WHAT TO DO
Would you quote every entry exactly, dropping only the pictures?

EXERCISE MATERIALS
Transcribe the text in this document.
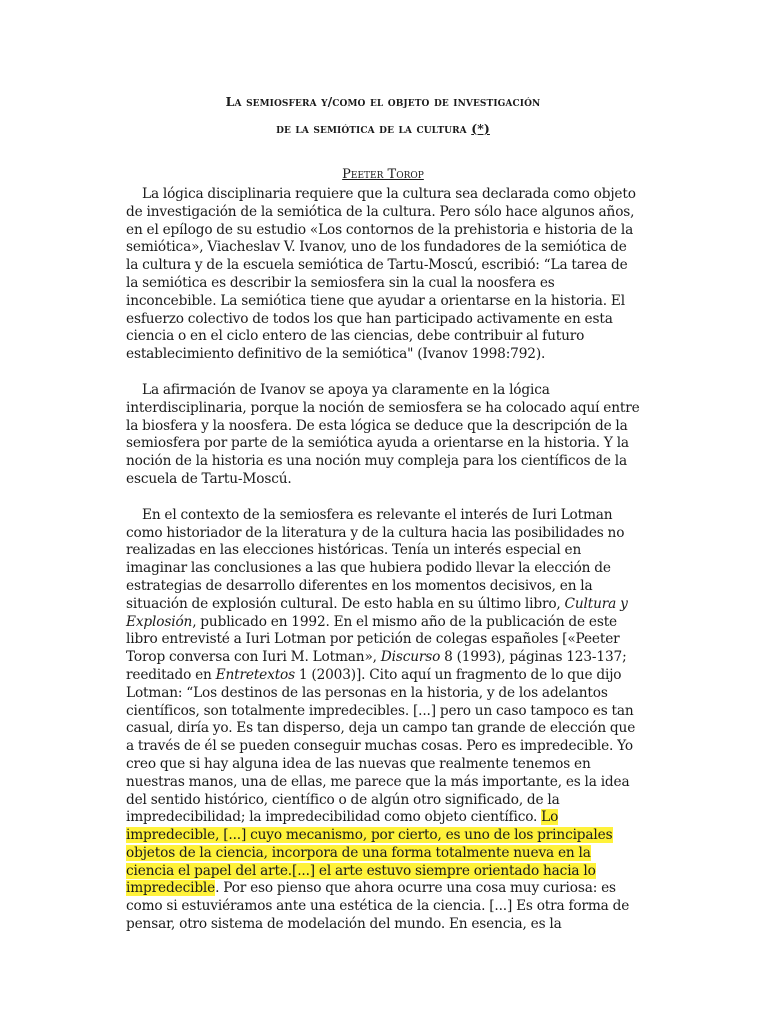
La semiosfera y/como el objeto de investigación
de la semiótica de la cultura (*)
Peeter Torop

La lógica disciplinaria requiere que la cultura sea declarada como objeto de investigación de la semiótica de la cultura. Pero sólo hace algunos años, en el epílogo de su estudio «Los contornos de la prehistoria e historia de la semiótica», Viacheslav V. Ivanov, uno de los fundadores de la semiótica de la cultura y de la escuela semiótica de Tartu-Moscú, escribió: “La tarea de la semiótica es describir la semiosfera sin la cual la noosfera es inconcebible. La semiótica tiene que ayudar a orientarse en la historia. El esfuerzo colectivo de todos los que han participado activamente en esta ciencia o en el ciclo entero de las ciencias, debe contribuir al futuro establecimiento definitivo de la semiótica" (Ivanov 1998:792).

La afirmación de Ivanov se apoya ya claramente en la lógica interdisciplinaria, porque la noción de semiosfera se ha colocado aquí entre la biosfera y la noosfera. De esta lógica se deduce que la descripción de la semiosfera por parte de la semiótica ayuda a orientarse en la historia. Y la noción de la historia es una noción muy compleja para los científicos de la escuela de Tartu-Moscú.

En el contexto de la semiosfera es relevante el interés de Iuri Lotman como historiador de la literatura y de la cultura hacia las posibilidades no realizadas en las elecciones históricas. Tenía un interés especial en imaginar las conclusiones a las que hubiera podido llevar la elección de estrategias de desarrollo diferentes en los momentos decisivos, en la situación de explosión cultural. De esto habla en su último libro, Cultura y Explosión, publicado en 1992. En el mismo año de la publicación de este libro entrevisté a Iuri Lotman por petición de colegas españoles [«Peeter Torop conversa con Iuri M. Lotman», Discurso 8 (1993), páginas 123-137; reeditado en Entretextos 1 (2003)]. Cito aquí un fragmento de lo que dijo Lotman: “Los destinos de las personas en la historia, y de los adelantos científicos, son totalmente impredecibles. [...] pero un caso tampoco es tan casual, diría yo. Es tan disperso, deja un campo tan grande de elección que a través de él se pueden conseguir muchas cosas. Pero es impredecible. Yo creo que si hay alguna idea de las nuevas que realmente tenemos en nuestras manos, una de ellas, me parece que la más importante, es la idea del sentido histórico, científico o de algún otro significado, de la impredecibilidad; la impredecibilidad como objeto científico. Lo impredecible, [...] cuyo mecanismo, por cierto, es uno de los principales objetos de la ciencia, incorpora de una forma totalmente nueva en la ciencia el papel del arte.[...] el arte estuvo siempre orientado hacia lo impredecible. Por eso pienso que ahora ocurre una cosa muy curiosa: es como si estuviéramos ante una estética de la ciencia. [...] Es otra forma de pensar, otro sistema de modelación del mundo. En esencia, es la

WRITTEN REPLY
Transcribe the text in this document.
La semiosfera y/como el objeto de investigación
de la semiótica de la cultura (*)
Peeter Torop

La lógica disciplinaria requiere que la cultura sea declarada como objeto de investigación de la semiótica de la cultura. Pero sólo hace algunos años, en el epílogo de su estudio «Los contornos de la prehistoria e historia de la semiótica», Viacheslav V. Ivanov, uno de los fundadores de la semiótica de la cultura y de la escuela semiótica de Tartu-Moscú, escribió: “La tarea de la semiótica es describir la semiosfera sin la cual la noosfera es inconcebible. La semiótica tiene que ayudar a orientarse en la historia. El esfuerzo colectivo de todos los que han participado activamente en esta ciencia o en el ciclo entero de las ciencias, debe contribuir al futuro establecimiento definitivo de la semiótica" (Ivanov 1998:792).

La afirmación de Ivanov se apoya ya claramente en la lógica interdisciplinaria, porque la noción de semiosfera se ha colocado aquí entre la biosfera y la noosfera. De esta lógica se deduce que la descripción de la semiosfera por parte de la semiótica ayuda a orientarse en la historia. Y la noción de la historia es una noción muy compleja para los científicos de la escuela de Tartu-Moscú.

En el contexto de la semiosfera es relevante el interés de Iuri Lotman como historiador de la literatura y de la cultura hacia las posibilidades no realizadas en las elecciones históricas. Tenía un interés especial en imaginar las conclusiones a las que hubiera podido llevar la elección de estrategias de desarrollo diferentes en los momentos decisivos, en la situación de explosión cultural. De esto habla en su último libro, Cultura y Explosión, publicado en 1992. En el mismo año de la publicación de este libro entrevisté a Iuri Lotman por petición de colegas españoles [«Peeter Torop conversa con Iuri M. Lotman», Discurso 8 (1993), páginas 123-137; reeditado en Entretextos 1 (2003)]. Cito aquí un fragmento de lo que dijo Lotman: “Los destinos de las personas en la historia, y de los adelantos científicos, son totalmente impredecibles. [...] pero un caso tampoco es tan casual, diría yo. Es tan disperso, deja un campo tan grande de elección que a través de él se pueden conseguir muchas cosas. Pero es impredecible. Yo creo que si hay alguna idea de las nuevas que realmente tenemos en nuestras manos, una de ellas, me parece que la más importante, es la idea del sentido histórico, científico o de algún otro significado, de la impredecibilidad; la impredecibilidad como objeto científico. Lo impredecible, [...] cuyo mecanismo, por cierto, es uno de los principales objetos de la ciencia, incorpora de una forma totalmente nueva en la ciencia el papel del arte.[...] el arte estuvo siempre orientado hacia lo impredecible. Por eso pienso que ahora ocurre una cosa muy curiosa: es como si estuviéramos ante una estética de la ciencia. [...] Es otra forma de pensar, otro sistema de modelación del mundo. En esencia, es la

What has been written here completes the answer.